** Start **

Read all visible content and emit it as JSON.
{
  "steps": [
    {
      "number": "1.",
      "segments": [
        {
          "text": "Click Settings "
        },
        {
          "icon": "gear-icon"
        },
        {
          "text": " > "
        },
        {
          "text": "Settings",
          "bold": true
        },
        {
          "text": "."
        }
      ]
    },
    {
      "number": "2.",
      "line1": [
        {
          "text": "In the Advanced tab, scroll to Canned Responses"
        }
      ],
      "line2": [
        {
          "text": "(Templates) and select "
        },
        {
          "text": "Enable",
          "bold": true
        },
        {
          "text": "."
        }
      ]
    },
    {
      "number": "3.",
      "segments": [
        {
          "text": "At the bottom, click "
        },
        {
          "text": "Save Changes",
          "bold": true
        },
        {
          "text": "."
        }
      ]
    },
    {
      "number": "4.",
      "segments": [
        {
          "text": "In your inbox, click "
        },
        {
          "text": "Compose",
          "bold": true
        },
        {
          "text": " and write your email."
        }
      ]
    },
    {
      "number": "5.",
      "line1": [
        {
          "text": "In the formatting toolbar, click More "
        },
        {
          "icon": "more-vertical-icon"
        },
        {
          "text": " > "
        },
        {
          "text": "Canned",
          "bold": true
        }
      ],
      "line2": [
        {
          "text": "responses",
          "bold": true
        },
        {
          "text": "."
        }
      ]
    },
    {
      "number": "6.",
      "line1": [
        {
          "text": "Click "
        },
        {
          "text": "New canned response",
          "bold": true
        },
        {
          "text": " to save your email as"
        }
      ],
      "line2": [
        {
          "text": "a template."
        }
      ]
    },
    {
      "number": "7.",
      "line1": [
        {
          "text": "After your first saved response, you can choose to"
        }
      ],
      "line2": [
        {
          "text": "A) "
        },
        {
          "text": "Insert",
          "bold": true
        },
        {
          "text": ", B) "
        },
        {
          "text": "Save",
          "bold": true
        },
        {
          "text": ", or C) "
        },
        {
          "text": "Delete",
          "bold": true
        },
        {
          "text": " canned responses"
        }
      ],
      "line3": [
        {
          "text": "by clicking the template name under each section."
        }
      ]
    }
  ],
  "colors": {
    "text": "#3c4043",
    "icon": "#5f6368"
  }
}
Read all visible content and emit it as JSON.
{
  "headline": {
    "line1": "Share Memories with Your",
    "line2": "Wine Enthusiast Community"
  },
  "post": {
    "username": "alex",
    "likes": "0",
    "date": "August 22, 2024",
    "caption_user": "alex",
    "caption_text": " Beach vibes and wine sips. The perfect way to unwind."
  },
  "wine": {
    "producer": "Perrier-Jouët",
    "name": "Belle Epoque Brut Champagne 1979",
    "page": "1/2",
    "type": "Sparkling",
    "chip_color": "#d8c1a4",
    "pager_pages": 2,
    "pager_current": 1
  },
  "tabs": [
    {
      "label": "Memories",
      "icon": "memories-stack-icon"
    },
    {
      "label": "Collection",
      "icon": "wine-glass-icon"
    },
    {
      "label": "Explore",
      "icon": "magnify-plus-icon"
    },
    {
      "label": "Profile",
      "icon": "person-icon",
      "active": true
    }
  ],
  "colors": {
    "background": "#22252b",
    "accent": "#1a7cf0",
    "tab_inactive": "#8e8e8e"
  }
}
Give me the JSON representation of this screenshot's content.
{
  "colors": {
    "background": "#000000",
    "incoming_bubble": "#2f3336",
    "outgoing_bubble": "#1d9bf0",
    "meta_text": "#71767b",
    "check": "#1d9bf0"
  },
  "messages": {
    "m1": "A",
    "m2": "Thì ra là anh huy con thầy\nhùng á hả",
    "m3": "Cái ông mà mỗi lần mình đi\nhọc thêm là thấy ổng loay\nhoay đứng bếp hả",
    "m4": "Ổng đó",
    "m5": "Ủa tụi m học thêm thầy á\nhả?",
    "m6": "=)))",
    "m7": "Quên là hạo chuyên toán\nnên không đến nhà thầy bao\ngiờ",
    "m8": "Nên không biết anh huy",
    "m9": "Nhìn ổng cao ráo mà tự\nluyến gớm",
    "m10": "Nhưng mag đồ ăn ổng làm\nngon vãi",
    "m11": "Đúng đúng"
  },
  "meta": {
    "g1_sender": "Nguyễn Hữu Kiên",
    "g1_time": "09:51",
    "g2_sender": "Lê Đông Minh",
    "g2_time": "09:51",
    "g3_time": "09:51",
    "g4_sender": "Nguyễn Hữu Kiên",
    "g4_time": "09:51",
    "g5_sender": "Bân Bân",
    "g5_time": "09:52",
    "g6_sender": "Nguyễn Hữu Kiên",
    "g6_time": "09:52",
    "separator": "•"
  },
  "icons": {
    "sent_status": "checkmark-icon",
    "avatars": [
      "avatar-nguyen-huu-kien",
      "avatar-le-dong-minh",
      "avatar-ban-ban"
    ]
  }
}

** End **

> **Task to complete**: Look through the entries above and report each line where the string "Nguyễn" occurs.

> **Full answer**:
    "g1_sender": "Nguyễn Hữu Kiên",
    "g4_sender": "Nguyễn Hữu Kiên",
    "g6_sender": "Nguyễn Hữu Kiên",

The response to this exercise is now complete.